Collected data
_ _ _ _ _ _ _

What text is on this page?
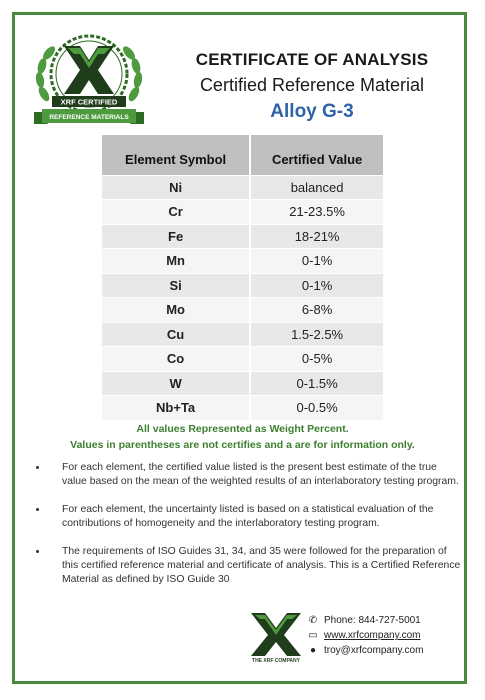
XRF CERTIFIED
REFERENCE MATERIALS
CERTIFICATE OF ANALYSIS
Certified Reference Material
Alloy G-3
Element Symbol	Certified Value
Ni	balanced
Cr	21-23.5%
Fe	18-21%
Mn	0-1%
Si	0-1%
Mo	6-8%
Cu	1.5-2.5%
Co	0-5%
W	0-1.5%
Nb+Ta	0-0.5%
All values Represented as Weight Percent.
Values in parentheses are not certifies and a are for information only.
• For each element, the certified value listed is the present best estimate of the true value based on the mean of the weighted results of an interlaboratory testing program.
• For each element, the uncertainty listed is based on a statistical evaluation of the contributions of homogeneity and the interlaboratory testing program.
• The requirements of ISO Guides 31, 34, and 35 were followed for the preparation of this certified reference material and certificate of analysis. This is a Certified Reference Material as defined by ISO Guide 30
THE XRF COMPANY
✆ Phone: 844-727-5001
▭ www.xrfcompany.com
● troy@xrfcompany.com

_ _ _ _ _ _ _

Which lines above contain the word "based"? Copy each of them.

_Completed exercise_:
• For each element, the certified value listed is the present best estimate of the true value based on the mean of the weighted results of an interlaboratory testing program.
• For each element, the uncertainty listed is based on a statistical evaluation of the contributions of homogeneity and the interlaboratory testing program.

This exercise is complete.